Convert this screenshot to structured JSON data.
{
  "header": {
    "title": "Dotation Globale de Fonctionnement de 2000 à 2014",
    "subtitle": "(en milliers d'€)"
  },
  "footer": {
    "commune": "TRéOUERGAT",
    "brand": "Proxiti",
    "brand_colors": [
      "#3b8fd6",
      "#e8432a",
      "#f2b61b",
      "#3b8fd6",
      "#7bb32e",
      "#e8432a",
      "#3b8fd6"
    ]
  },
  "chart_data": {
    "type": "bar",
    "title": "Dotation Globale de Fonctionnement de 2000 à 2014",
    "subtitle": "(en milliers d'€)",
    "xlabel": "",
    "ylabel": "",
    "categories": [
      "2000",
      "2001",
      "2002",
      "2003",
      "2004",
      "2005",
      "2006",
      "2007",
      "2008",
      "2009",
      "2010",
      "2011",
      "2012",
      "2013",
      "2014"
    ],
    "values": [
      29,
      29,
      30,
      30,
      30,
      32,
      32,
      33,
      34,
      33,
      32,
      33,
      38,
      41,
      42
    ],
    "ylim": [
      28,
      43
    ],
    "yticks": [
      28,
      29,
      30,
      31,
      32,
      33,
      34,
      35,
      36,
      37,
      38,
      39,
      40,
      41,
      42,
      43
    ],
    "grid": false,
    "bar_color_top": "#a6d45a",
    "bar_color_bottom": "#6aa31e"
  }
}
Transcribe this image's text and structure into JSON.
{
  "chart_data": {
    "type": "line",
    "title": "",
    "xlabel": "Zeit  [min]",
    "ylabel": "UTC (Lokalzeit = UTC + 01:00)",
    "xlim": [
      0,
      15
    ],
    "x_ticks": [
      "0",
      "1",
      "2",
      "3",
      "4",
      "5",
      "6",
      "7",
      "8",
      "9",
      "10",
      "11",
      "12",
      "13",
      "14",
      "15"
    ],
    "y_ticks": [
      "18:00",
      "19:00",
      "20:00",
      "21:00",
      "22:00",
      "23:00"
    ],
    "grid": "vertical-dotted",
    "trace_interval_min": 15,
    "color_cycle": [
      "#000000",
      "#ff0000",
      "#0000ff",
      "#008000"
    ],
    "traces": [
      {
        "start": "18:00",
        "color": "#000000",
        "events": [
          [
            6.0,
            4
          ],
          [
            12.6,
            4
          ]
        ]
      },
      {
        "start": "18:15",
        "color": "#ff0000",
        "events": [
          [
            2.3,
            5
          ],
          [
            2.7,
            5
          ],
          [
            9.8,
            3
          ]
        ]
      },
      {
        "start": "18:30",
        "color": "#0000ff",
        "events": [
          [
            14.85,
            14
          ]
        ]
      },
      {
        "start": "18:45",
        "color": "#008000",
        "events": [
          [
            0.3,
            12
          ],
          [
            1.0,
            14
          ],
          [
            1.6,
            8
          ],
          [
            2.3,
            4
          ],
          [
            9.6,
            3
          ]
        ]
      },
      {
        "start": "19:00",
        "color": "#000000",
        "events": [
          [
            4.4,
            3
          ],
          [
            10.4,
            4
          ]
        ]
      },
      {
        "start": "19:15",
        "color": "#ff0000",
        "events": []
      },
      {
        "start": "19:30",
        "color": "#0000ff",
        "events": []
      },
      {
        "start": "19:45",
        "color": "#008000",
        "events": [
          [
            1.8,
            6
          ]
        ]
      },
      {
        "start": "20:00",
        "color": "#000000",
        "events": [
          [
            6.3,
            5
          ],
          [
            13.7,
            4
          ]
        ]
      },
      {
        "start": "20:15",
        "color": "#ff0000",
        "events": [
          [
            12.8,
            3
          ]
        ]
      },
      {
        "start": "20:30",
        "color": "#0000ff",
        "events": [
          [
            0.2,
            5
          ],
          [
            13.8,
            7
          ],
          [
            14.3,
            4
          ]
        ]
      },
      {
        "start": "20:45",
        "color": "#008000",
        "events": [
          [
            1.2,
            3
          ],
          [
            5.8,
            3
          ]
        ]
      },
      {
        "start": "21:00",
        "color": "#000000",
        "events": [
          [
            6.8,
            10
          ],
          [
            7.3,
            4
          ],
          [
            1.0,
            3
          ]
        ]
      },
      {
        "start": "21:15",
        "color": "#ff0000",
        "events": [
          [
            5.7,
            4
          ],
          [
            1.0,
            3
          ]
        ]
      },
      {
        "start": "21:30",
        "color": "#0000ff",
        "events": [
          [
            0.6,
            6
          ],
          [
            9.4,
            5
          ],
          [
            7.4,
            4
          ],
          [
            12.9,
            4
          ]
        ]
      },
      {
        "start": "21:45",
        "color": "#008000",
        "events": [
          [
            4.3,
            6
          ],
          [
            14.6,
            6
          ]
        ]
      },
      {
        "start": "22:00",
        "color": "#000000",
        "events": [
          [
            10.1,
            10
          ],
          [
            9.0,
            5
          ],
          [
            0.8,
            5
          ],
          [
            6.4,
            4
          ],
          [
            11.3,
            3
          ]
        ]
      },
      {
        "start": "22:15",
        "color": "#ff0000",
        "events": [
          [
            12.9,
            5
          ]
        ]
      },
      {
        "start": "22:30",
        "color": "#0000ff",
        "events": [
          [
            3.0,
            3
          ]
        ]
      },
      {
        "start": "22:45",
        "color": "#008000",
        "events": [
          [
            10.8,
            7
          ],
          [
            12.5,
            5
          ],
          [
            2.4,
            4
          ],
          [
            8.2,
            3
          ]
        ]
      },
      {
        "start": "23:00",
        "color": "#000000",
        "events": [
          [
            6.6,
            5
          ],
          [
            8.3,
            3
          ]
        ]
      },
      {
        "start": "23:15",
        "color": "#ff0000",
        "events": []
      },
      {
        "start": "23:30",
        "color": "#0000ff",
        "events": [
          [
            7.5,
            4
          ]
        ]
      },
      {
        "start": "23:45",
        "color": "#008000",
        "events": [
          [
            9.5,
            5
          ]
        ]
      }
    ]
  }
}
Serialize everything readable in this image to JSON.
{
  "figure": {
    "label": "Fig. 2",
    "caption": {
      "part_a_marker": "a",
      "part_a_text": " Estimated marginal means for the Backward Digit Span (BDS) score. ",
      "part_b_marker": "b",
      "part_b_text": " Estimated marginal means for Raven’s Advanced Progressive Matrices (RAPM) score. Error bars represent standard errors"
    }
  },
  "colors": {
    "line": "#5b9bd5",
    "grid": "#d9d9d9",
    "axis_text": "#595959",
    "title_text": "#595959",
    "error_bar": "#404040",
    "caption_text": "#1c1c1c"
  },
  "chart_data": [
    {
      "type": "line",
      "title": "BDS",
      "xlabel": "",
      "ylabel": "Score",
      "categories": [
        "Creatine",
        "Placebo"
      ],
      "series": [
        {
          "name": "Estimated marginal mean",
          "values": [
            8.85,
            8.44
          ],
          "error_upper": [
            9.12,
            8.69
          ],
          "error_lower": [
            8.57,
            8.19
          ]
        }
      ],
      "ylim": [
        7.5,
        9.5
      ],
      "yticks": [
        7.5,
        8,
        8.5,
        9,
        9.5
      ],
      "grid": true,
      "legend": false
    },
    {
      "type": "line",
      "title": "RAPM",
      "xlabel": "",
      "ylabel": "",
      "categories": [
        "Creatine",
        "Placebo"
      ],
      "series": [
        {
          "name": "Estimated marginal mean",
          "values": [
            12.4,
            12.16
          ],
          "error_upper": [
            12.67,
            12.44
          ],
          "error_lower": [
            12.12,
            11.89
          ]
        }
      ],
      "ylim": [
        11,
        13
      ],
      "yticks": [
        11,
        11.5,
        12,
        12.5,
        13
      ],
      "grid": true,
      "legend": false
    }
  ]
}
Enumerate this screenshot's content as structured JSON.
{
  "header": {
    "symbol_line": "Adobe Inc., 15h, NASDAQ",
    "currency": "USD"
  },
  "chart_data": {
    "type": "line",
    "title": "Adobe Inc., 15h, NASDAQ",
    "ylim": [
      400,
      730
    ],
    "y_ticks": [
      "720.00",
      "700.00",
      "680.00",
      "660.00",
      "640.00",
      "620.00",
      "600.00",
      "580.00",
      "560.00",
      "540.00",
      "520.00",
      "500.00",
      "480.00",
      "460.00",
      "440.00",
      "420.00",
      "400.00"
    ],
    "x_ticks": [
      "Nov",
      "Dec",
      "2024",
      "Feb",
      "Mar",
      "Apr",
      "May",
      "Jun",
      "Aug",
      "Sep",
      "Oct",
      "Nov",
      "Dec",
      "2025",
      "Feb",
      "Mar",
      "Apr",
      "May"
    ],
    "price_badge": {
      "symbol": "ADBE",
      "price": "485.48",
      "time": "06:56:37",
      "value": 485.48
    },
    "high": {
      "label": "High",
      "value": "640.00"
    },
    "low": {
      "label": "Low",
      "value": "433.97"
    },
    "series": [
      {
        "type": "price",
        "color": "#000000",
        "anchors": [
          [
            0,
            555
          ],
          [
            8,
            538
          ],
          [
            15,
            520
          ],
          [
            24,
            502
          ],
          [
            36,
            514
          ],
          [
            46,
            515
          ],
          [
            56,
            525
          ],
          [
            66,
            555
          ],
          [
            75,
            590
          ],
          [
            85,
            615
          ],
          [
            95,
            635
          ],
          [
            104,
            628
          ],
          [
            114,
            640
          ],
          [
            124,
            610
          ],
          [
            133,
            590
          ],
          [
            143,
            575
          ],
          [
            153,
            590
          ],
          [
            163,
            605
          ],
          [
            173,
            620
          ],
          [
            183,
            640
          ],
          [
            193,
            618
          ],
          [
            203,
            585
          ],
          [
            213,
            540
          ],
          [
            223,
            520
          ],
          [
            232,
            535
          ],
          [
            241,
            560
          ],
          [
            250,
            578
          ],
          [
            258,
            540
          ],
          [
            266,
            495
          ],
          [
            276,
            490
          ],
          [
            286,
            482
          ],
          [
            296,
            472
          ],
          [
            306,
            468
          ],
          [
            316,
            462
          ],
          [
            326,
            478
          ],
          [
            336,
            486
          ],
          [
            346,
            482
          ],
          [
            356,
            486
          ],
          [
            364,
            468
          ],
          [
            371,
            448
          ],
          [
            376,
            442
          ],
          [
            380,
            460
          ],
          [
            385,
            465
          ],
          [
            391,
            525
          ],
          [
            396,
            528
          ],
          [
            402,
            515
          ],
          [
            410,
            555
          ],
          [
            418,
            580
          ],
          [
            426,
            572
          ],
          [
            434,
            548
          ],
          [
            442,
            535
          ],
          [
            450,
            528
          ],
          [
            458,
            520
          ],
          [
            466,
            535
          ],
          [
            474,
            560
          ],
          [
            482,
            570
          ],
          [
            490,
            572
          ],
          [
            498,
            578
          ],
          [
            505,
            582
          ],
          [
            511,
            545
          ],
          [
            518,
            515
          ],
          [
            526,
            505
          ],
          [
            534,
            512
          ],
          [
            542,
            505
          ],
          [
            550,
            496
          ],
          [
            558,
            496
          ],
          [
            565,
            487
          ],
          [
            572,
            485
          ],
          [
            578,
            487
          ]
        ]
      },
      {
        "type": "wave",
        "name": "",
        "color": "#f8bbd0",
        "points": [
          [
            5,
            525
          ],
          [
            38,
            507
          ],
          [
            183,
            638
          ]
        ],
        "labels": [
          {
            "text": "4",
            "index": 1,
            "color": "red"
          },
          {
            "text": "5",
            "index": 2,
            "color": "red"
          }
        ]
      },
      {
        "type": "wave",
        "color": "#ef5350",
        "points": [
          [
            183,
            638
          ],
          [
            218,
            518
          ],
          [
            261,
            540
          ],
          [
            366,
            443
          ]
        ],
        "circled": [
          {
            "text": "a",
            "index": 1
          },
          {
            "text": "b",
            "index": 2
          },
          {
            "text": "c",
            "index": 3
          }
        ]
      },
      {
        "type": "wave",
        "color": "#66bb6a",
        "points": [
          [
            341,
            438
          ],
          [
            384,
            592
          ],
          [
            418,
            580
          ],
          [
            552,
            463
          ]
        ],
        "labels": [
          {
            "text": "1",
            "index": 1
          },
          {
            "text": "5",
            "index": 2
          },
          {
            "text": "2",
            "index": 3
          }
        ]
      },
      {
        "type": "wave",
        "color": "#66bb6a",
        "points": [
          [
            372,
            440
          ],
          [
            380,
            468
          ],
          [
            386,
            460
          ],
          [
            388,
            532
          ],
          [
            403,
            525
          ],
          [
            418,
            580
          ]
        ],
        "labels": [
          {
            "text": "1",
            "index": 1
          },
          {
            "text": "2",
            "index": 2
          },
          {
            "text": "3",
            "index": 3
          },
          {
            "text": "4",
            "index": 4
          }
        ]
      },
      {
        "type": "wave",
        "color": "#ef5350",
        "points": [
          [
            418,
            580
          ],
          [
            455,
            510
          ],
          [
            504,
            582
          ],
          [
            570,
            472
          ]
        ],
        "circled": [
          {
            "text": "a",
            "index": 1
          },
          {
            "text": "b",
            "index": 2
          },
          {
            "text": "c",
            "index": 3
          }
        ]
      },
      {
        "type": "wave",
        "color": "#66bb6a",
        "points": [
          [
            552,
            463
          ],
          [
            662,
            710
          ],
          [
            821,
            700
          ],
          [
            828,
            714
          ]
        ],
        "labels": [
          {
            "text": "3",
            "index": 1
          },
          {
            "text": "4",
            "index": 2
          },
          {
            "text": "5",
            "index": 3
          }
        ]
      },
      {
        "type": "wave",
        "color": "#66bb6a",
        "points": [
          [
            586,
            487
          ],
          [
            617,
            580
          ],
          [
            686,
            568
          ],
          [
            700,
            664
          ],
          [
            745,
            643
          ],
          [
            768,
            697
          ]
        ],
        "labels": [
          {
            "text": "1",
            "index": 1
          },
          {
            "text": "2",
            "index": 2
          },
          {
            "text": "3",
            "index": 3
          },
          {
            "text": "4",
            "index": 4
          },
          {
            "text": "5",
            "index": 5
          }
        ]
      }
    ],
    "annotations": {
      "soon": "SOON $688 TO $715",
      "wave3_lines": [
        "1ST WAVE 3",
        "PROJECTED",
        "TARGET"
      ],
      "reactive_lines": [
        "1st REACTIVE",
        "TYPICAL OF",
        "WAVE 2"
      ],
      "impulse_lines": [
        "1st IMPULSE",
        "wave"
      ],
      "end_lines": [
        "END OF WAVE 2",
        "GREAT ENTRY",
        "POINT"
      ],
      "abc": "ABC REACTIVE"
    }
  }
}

__Exercise brief__
Search the data for the string "NASDAQ". List each line that has it.

__Response to the exercise__
    "symbol_line": "Adobe Inc., 15h, NASDAQ",
    "title": "Adobe Inc., 15h, NASDAQ",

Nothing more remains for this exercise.